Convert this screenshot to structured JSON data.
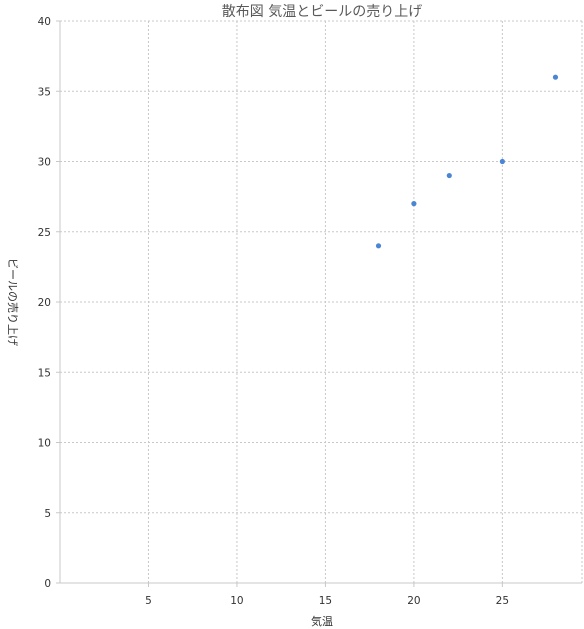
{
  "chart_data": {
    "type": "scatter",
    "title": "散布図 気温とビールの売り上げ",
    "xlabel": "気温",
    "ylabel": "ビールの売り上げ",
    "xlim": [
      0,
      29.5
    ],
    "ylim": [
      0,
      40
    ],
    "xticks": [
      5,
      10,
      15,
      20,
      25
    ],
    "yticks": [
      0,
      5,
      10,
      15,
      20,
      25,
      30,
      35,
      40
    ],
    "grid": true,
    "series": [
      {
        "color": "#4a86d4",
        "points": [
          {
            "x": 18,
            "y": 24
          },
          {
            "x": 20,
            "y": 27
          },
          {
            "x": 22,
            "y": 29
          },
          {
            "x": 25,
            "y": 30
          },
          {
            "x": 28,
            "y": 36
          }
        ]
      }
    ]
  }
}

______

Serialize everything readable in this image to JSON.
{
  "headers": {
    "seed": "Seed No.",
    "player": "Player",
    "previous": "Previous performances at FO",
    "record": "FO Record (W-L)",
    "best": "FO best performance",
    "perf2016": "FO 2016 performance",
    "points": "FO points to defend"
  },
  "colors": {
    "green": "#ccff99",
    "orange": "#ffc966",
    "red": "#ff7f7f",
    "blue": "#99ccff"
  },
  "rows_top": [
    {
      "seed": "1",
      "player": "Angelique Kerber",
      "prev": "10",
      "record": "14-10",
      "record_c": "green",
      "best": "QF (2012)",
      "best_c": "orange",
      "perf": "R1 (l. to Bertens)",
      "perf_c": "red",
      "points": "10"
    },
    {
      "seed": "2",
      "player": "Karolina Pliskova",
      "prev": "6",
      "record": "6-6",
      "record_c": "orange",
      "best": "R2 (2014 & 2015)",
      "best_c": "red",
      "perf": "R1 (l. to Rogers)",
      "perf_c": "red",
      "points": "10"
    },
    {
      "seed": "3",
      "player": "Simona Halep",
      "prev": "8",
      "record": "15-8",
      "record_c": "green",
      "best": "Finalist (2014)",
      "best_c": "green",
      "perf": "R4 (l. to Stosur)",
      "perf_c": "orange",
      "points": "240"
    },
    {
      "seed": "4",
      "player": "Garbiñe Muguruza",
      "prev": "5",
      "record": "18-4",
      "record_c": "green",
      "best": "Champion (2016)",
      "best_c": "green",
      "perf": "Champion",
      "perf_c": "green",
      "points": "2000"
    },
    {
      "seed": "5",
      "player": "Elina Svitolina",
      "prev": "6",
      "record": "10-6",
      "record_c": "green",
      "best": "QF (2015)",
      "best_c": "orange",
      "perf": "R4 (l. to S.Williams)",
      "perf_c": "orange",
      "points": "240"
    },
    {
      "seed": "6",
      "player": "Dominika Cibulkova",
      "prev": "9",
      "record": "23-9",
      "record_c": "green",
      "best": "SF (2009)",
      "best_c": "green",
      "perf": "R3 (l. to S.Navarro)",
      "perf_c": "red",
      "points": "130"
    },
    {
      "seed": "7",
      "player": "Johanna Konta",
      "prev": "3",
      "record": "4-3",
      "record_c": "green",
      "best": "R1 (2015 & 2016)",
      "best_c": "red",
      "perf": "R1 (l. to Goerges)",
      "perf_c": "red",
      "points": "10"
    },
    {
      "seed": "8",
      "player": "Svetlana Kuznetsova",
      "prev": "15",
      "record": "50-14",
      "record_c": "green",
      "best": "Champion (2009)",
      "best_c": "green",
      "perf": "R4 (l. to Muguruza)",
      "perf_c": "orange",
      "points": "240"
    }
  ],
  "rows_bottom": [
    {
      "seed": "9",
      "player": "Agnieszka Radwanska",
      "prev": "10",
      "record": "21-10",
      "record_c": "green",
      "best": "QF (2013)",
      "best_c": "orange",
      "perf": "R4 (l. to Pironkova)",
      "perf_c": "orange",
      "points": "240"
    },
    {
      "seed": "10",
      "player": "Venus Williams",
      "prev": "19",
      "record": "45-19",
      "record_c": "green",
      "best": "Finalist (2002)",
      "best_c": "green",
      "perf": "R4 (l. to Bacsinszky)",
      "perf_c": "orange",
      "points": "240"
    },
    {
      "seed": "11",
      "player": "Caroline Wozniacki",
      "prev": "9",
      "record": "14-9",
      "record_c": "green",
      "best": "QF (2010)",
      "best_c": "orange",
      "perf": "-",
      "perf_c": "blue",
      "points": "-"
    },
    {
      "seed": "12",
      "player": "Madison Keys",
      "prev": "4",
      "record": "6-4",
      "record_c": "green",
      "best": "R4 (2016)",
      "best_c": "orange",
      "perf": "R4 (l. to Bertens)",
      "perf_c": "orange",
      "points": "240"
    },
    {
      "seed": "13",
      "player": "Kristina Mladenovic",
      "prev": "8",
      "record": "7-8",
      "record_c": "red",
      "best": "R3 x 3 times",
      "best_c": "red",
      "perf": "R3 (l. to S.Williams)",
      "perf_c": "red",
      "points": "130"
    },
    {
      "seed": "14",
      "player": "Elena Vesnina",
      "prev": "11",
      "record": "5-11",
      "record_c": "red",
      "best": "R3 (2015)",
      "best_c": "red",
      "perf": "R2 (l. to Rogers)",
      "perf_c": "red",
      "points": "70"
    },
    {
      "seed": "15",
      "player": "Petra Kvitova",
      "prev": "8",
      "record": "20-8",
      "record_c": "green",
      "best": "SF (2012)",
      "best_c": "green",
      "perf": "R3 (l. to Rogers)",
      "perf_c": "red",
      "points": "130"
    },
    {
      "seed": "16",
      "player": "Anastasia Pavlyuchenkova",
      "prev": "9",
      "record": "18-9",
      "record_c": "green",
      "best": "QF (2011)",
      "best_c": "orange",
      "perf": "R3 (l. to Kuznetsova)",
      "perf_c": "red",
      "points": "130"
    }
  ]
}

______

SHORT TASK: From the entries above, return each line with the word "Finalist" in it.

THE ANSWER:
      "best": "Finalist (2014)",
      "best": "Finalist (2002)",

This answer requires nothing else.